GOAL: List each line holding the string "name".

____ DATA RECORDS

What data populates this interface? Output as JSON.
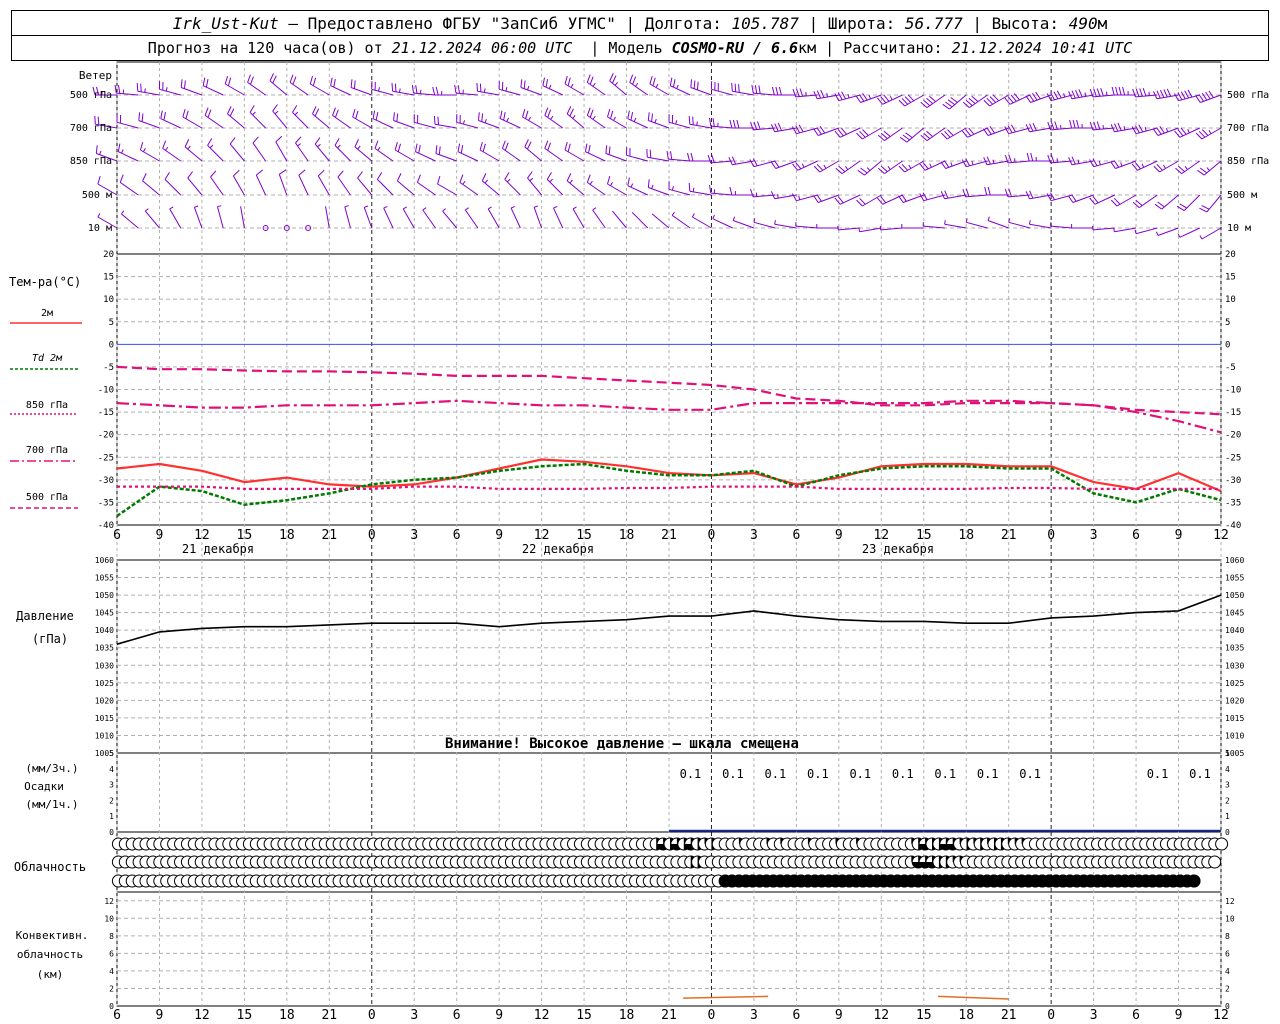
{
  "header": {
    "station": "Irk_Ust-Kut",
    "provided_by": "— Предоставлено ФГБУ \"ЗапСиб УГМС\"",
    "lon_label": "| Долгота:",
    "lon": "105.787",
    "lat_label": "| Широта:",
    "lat": "56.777",
    "alt_label": "| Высота:",
    "alt": "490",
    "alt_unit": "м",
    "forecast_label": "Прогноз на 120 часа(ов) от",
    "forecast_time": "21.12.2024 06:00 UTC",
    "model_label": "| Модель",
    "model": "COSMO-RU / 6.6",
    "model_unit": "км",
    "calc_label": "| Рассчитано:",
    "calc_time": "21.12.2024 10:41 UTC"
  },
  "panels": {
    "wind": {
      "title": "Ветер",
      "levels": [
        "500 гПа",
        "700 гПа",
        "850 гПа",
        "500 м",
        "10 м"
      ]
    },
    "temperature": {
      "title": "Тем-ра(°С)",
      "legend": [
        "2м",
        "Td 2м",
        "850 гПа",
        "700 гПа",
        "500 гПа"
      ]
    },
    "pressure": {
      "title": "Давление",
      "unit": "(гПа)",
      "warning": "Внимание! Высокое давление – шкала смещена"
    },
    "precip": {
      "label1": "(мм/3ч.)",
      "label2": "Осадки",
      "label3": "(мм/1ч.)"
    },
    "cloud": {
      "title": "Облачность"
    },
    "convective": {
      "label1": "Конвективн.",
      "label2": "облачность",
      "label3": "(км)"
    }
  },
  "time_axis": {
    "hour_labels": [
      "6",
      "9",
      "12",
      "15",
      "18",
      "21",
      "0",
      "3",
      "6",
      "9",
      "12",
      "15",
      "18",
      "21",
      "0",
      "3",
      "6",
      "9",
      "12",
      "15",
      "18",
      "21",
      "0",
      "3",
      "6",
      "9",
      "12"
    ],
    "day_labels": [
      "21 декабря",
      "22 декабря",
      "23 декабря"
    ]
  },
  "colors": {
    "wind": "#8000cc",
    "t2m": "#ff3030",
    "td2m": "#007a00",
    "t850": "#e0107a",
    "pressure": "#000000",
    "precip": "#1a2a8a",
    "conv": "#e07020",
    "zero_line": "#3050ff",
    "grid": "#b0b0b0"
  },
  "chart_data": {
    "type": "line",
    "x_hours_from_start": [
      0,
      3,
      6,
      9,
      12,
      15,
      18,
      21,
      24,
      27,
      30,
      33,
      36,
      39,
      42,
      45,
      48,
      51,
      54,
      57,
      60,
      63,
      66,
      69,
      72,
      75,
      78
    ],
    "temperature": {
      "ylim": [
        -40,
        20
      ],
      "yticks": [
        20,
        15,
        10,
        5,
        0,
        -5,
        -10,
        -15,
        -20,
        -25,
        -30,
        -35,
        -40
      ],
      "series": [
        {
          "name": "2м",
          "values": [
            -27.5,
            -26.5,
            -28,
            -30.5,
            -29.5,
            -31,
            -31.5,
            -31,
            -29.5,
            -27.5,
            -25.5,
            -26,
            -27,
            -28.5,
            -29,
            -28.5,
            -31,
            -29.5,
            -27,
            -26.5,
            -26.5,
            -27,
            -27,
            -30.5,
            -32,
            -28.5,
            -32.5
          ]
        },
        {
          "name": "Td 2м",
          "values": [
            -38,
            -31.5,
            -32.5,
            -35.5,
            -34.5,
            -33,
            -31,
            -30,
            -29.5,
            -28,
            -27,
            -26.5,
            -28,
            -29,
            -29,
            -28,
            -31.5,
            -29,
            -27.5,
            -27,
            -27,
            -27.5,
            -27.5,
            -33,
            -35,
            -32,
            -34.5
          ]
        },
        {
          "name": "850 гПа",
          "values": [
            -31.5,
            -31.5,
            -31.5,
            -32,
            -32,
            -32,
            -32,
            -31.5,
            -31.5,
            -32,
            -32,
            -32,
            -31.8,
            -31.8,
            -31.5,
            -31.5,
            -31.5,
            -32,
            -32,
            -32,
            -32,
            -31.8,
            -31.8,
            -32,
            -32,
            -32,
            -32
          ]
        },
        {
          "name": "700 гПа",
          "values": [
            -13,
            -13.5,
            -14,
            -14,
            -13.5,
            -13.5,
            -13.5,
            -13,
            -12.5,
            -13,
            -13.5,
            -13.5,
            -14,
            -14.5,
            -14.5,
            -13,
            -13,
            -13,
            -13,
            -13,
            -12.5,
            -12.5,
            -13,
            -13.5,
            -15,
            -17,
            -19.5
          ]
        },
        {
          "name": "500 гПа",
          "values": [
            -5,
            -5.5,
            -5.5,
            -5.8,
            -6,
            -6,
            -6.2,
            -6.5,
            -7,
            -7,
            -7,
            -7.5,
            -8,
            -8.5,
            -9,
            -10,
            -12,
            -12.5,
            -13.5,
            -13.5,
            -13,
            -13,
            -13,
            -13.5,
            -14.5,
            -15,
            -15.5
          ]
        }
      ]
    },
    "pressure": {
      "ylim": [
        1005,
        1060
      ],
      "yticks": [
        1060,
        1055,
        1050,
        1045,
        1040,
        1035,
        1030,
        1025,
        1020,
        1015,
        1010,
        1005
      ],
      "values": [
        1036,
        1039.5,
        1040.5,
        1041,
        1041,
        1041.5,
        1042,
        1042,
        1042,
        1041,
        1042,
        1042.5,
        1043,
        1044,
        1044,
        1045.5,
        1044,
        1043,
        1042.5,
        1042.5,
        1042,
        1042,
        1043.5,
        1044,
        1045,
        1045.5,
        1050
      ]
    },
    "precip": {
      "ylim": [
        0,
        5
      ],
      "labels_x_hours": [
        42,
        45,
        48,
        51,
        54,
        57,
        60,
        63,
        66,
        69,
        72,
        75,
        78
      ],
      "labels": [
        "0.1",
        "0.1",
        "0.1",
        "0.1",
        "0.1",
        "0.1",
        "0.1",
        "0.1",
        "0.1",
        "",
        "",
        "0.1",
        "0.1"
      ]
    },
    "cloud": {
      "rows": 3,
      "rows_fraction": [
        [
          0,
          0,
          0,
          0,
          0,
          0,
          0,
          0,
          0,
          0,
          0,
          0,
          0,
          0,
          0,
          0,
          0,
          0,
          0,
          0,
          0,
          0,
          0,
          0,
          0,
          0,
          0,
          0,
          0,
          0,
          0,
          0,
          0,
          0,
          0,
          0,
          0,
          0,
          0,
          0,
          0,
          0,
          0,
          0,
          0,
          0,
          0,
          0,
          0,
          0,
          0,
          0,
          0,
          0,
          0,
          0,
          0,
          0,
          0,
          0,
          0,
          0,
          0,
          0,
          0,
          0,
          0,
          0,
          0,
          0,
          0,
          0,
          0,
          0,
          0,
          0,
          0,
          0,
          0.5,
          0.75,
          0.5,
          0.75,
          0.5,
          0.75,
          0.5,
          0.25,
          0.5,
          0,
          0,
          0,
          0.25,
          0,
          0,
          0,
          0.25,
          0,
          0.25,
          0,
          0,
          0,
          0.25,
          0,
          0,
          0,
          0.25,
          0,
          0,
          0.25,
          0,
          0,
          0,
          0,
          0,
          0,
          0,
          0.25,
          0.5,
          0.75,
          0.5,
          0.5,
          0.75,
          0.75,
          0.25,
          0.5,
          0.25,
          0.5,
          0.25,
          0.5,
          0.5,
          0.25,
          0.25,
          0.25,
          0,
          0,
          0,
          0,
          0,
          0,
          0,
          0,
          0,
          0,
          0,
          0,
          0,
          0,
          0,
          0,
          0,
          0,
          0,
          0,
          0,
          0,
          0,
          0,
          0,
          0,
          0,
          0,
          0
        ],
        [
          0,
          0,
          0,
          0,
          0,
          0,
          0,
          0,
          0,
          0,
          0,
          0,
          0,
          0,
          0,
          0,
          0,
          0,
          0,
          0,
          0,
          0,
          0,
          0,
          0,
          0,
          0,
          0,
          0,
          0,
          0,
          0,
          0,
          0,
          0,
          0,
          0,
          0,
          0,
          0,
          0,
          0,
          0,
          0,
          0,
          0,
          0,
          0,
          0,
          0,
          0,
          0,
          0,
          0,
          0,
          0,
          0,
          0,
          0,
          0,
          0,
          0,
          0,
          0,
          0,
          0,
          0,
          0,
          0,
          0,
          0,
          0,
          0,
          0,
          0,
          0,
          0,
          0,
          0,
          0,
          0,
          0,
          0,
          0.5,
          0.5,
          0,
          0,
          0,
          0,
          0,
          0,
          0,
          0,
          0,
          0,
          0,
          0,
          0,
          0,
          0,
          0,
          0,
          0,
          0,
          0,
          0,
          0,
          0,
          0,
          0,
          0,
          0,
          0,
          0,
          0,
          0.25,
          0.75,
          0.75,
          0.75,
          0.5,
          0.5,
          0.25,
          0.25,
          0,
          0,
          0,
          0,
          0,
          0,
          0,
          0,
          0,
          0,
          0,
          0,
          0,
          0,
          0,
          0,
          0,
          0,
          0,
          0,
          0,
          0,
          0,
          0,
          0,
          0,
          0,
          0,
          0,
          0,
          0,
          0,
          0,
          0,
          0,
          0,
          0
        ],
        [
          0,
          0,
          0,
          0,
          0,
          0,
          0,
          0,
          0,
          0,
          0,
          0,
          0,
          0,
          0,
          0,
          0,
          0,
          0,
          0,
          0,
          0,
          0,
          0,
          0,
          0,
          0,
          0,
          0,
          0,
          0,
          0,
          0,
          0,
          0,
          0,
          0,
          0,
          0,
          0,
          0,
          0,
          0,
          0,
          0,
          0,
          0,
          0,
          0,
          0,
          0,
          0,
          0,
          0,
          0,
          0,
          0,
          0,
          0,
          0,
          0,
          0,
          0,
          0,
          0,
          0,
          0,
          0,
          0,
          0,
          0,
          0,
          0,
          0,
          0,
          0,
          0,
          0,
          0,
          0,
          0,
          0,
          0,
          0,
          0,
          0,
          0,
          0,
          1,
          1,
          1,
          1,
          1,
          1,
          1,
          1,
          1,
          1,
          1,
          1,
          1,
          1,
          1,
          1,
          1,
          1,
          1,
          1,
          1,
          1,
          1,
          1,
          1,
          1,
          1,
          1,
          1,
          1,
          1,
          1,
          1,
          1,
          1,
          1,
          1,
          1,
          1,
          1,
          1,
          1,
          1,
          1,
          1,
          1,
          1,
          1,
          1,
          1,
          1,
          1,
          1,
          1,
          1,
          1,
          1,
          1,
          1,
          1,
          1,
          1,
          1,
          1,
          1,
          1,
          1,
          1,
          1
        ]
      ]
    },
    "convective": {
      "ylim": [
        0,
        13
      ],
      "yticks": [
        12,
        10,
        8,
        6,
        4,
        2,
        0
      ],
      "segments": [
        {
          "x_hours": [
            40,
            46
          ],
          "height_km": [
            0.9,
            1.1
          ]
        },
        {
          "x_hours": [
            58,
            63
          ],
          "height_km": [
            1.1,
            0.8
          ]
        }
      ]
    },
    "wind_barbs": {
      "levels": [
        "500 гПа",
        "700 гПа",
        "850 гПа",
        "500 м",
        "10 м"
      ],
      "direction_deg": [
        [
          270,
          280,
          290,
          300,
          310,
          300,
          290,
          280,
          270,
          280,
          290,
          300,
          310,
          300,
          290,
          280,
          270,
          260,
          250,
          240,
          230,
          240,
          250,
          260,
          270,
          260,
          250
        ],
        [
          280,
          290,
          300,
          310,
          320,
          310,
          300,
          290,
          280,
          290,
          300,
          310,
          300,
          290,
          280,
          270,
          260,
          250,
          240,
          230,
          240,
          250,
          260,
          270,
          260,
          250,
          240
        ],
        [
          290,
          300,
          310,
          320,
          330,
          320,
          310,
          300,
          290,
          300,
          310,
          300,
          290,
          280,
          270,
          260,
          250,
          240,
          230,
          240,
          250,
          260,
          270,
          260,
          250,
          240,
          230
        ],
        [
          300,
          310,
          320,
          330,
          340,
          330,
          320,
          310,
          300,
          310,
          320,
          310,
          300,
          290,
          280,
          270,
          260,
          250,
          240,
          250,
          260,
          270,
          260,
          250,
          240,
          230,
          220
        ],
        [
          300,
          320,
          340,
          350,
          0,
          350,
          340,
          330,
          320,
          330,
          340,
          330,
          320,
          310,
          300,
          290,
          280,
          270,
          260,
          270,
          280,
          290,
          280,
          270,
          260,
          250,
          240
        ]
      ],
      "speed_ms": [
        [
          12,
          12,
          11,
          10,
          10,
          10,
          11,
          12,
          12,
          12,
          12,
          13,
          13,
          13,
          14,
          15,
          16,
          17,
          18,
          19,
          20,
          20,
          21,
          22,
          23,
          24,
          25
        ],
        [
          10,
          10,
          9,
          9,
          8,
          9,
          10,
          11,
          11,
          12,
          12,
          12,
          12,
          13,
          13,
          14,
          14,
          15,
          15,
          15,
          16,
          16,
          16,
          17,
          17,
          17,
          18
        ],
        [
          7,
          7,
          7,
          6,
          6,
          7,
          8,
          9,
          9,
          9,
          10,
          10,
          10,
          10,
          11,
          11,
          11,
          12,
          12,
          12,
          12,
          12,
          12,
          13,
          13,
          13,
          13
        ],
        [
          5,
          5,
          5,
          4,
          4,
          5,
          6,
          6,
          6,
          7,
          7,
          7,
          7,
          8,
          8,
          8,
          8,
          9,
          9,
          9,
          9,
          9,
          9,
          10,
          10,
          10,
          10
        ],
        [
          2,
          2,
          2,
          1,
          0,
          1,
          2,
          2,
          2,
          2,
          2,
          2,
          1,
          1,
          2,
          2,
          2,
          2,
          2,
          2,
          2,
          2,
          2,
          3,
          3,
          3,
          3
        ]
      ]
    }
  }
}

________

SOLUTION TO THIS PROBLEM:
          "name": "2м",
          "name": "Td 2м",
          "name": "850 гПа",
          "name": "700 гПа",
          "name": "500 гПа",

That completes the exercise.